--- Lesetext ---

Die Klägerin beantragte daraufhin ein Verfahren nach § 18 Nr. 2 VOB/B, welches ergebnislos verlief.

Die Klägerin behauptet, ab dem 4. Januar 2010 habe sie die Arbeiten aufgrund außergewöhnlicher Frosttemperaturen und wegen der überdurchschnittlichen Schneemengen vollständig einstellen müssen. Deswegen habe auch das Widerlager nicht betoniert oder andere Leistungen ausgeführt werden können. Sie habe über einen Zeitraum von 9 Wochen witterungsbedingt ihre Leistungen nicht erbringen können. Es hätten daher in diesen 9 Wochen Witterungseinflüsse geherrscht, mit denen bei Abgabe des Angebotes normalerweise nicht gerechnet werden musste.

---

→ Aufgabenstellung
Die folgenden Fragen sind anhand des Lesetextes zu beantworten.
1. Welches Verfahren beantragte die Klägerin, und mit welchem Ergebnis verlief es?
2. Ab welchem Datum musste die Klägerin nach ihrer Behauptung die Arbeiten vollständig einstellen?
3. Über welchen Zeitraum konnte sie nach eigener Darstellung ihre Leistungen witterungsbedingt nicht erbringen?

--- Datenzeilen ---

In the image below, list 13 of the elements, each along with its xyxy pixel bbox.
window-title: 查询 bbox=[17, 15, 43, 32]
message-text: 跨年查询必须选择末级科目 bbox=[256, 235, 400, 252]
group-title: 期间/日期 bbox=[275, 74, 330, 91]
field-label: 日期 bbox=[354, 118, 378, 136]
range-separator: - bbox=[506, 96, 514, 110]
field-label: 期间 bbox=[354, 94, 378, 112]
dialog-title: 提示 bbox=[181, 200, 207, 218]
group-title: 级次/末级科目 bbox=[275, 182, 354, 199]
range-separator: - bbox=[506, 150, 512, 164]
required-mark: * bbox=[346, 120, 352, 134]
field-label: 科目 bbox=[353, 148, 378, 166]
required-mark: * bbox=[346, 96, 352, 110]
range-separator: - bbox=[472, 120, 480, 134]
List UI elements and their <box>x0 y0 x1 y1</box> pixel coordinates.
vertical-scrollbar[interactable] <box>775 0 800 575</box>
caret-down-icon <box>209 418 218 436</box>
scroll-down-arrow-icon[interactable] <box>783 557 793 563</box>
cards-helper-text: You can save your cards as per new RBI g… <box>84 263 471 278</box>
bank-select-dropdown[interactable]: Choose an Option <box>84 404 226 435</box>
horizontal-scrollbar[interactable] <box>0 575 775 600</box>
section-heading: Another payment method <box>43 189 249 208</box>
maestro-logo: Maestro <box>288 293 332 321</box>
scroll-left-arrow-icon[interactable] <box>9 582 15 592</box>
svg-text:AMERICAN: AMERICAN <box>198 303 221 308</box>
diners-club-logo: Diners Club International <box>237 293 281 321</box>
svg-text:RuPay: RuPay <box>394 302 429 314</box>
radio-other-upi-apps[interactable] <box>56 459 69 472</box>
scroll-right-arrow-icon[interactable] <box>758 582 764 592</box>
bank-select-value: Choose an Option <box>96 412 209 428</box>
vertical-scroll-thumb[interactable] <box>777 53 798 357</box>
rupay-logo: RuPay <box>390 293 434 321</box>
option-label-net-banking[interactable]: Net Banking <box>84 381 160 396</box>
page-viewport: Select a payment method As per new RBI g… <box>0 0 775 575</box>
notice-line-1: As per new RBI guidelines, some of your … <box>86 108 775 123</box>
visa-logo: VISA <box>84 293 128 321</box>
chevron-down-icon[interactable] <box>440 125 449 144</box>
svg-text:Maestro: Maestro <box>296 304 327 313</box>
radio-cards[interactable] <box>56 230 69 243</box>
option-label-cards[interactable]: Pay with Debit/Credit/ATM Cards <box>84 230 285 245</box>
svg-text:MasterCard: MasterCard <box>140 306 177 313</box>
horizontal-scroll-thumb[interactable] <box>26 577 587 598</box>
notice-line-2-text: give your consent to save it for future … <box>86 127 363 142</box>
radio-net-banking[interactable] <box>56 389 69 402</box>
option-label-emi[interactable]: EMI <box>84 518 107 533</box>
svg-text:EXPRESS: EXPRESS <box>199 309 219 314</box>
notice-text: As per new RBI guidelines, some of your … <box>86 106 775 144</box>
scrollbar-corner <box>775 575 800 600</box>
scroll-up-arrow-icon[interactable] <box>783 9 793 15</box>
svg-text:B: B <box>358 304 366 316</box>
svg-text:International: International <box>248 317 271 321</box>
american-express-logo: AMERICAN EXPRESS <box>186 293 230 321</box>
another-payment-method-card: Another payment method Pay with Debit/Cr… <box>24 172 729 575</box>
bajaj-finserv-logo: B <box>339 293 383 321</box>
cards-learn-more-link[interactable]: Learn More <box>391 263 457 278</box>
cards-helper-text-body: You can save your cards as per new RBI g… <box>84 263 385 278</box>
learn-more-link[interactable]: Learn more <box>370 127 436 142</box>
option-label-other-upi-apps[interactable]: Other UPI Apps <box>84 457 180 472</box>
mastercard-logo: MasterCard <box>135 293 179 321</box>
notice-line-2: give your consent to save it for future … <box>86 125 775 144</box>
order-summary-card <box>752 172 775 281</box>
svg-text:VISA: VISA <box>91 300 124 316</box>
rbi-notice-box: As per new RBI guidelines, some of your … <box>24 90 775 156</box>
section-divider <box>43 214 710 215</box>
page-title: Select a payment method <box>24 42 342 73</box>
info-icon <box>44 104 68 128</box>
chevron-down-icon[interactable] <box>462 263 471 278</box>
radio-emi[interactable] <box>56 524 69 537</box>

---

→ Lösung
1. Die Klägerin beantragte ein Verfahren nach § 18 Nr. 2 VOB/B, das ergebnislos verlief.
2. Sie musste die Arbeiten nach ihrer Behauptung ab dem 4. Januar 2010 vollständig einstellen.
3. Sie konnte ihre Leistungen über einen Zeitraum von 9 Wochen nicht erbringen.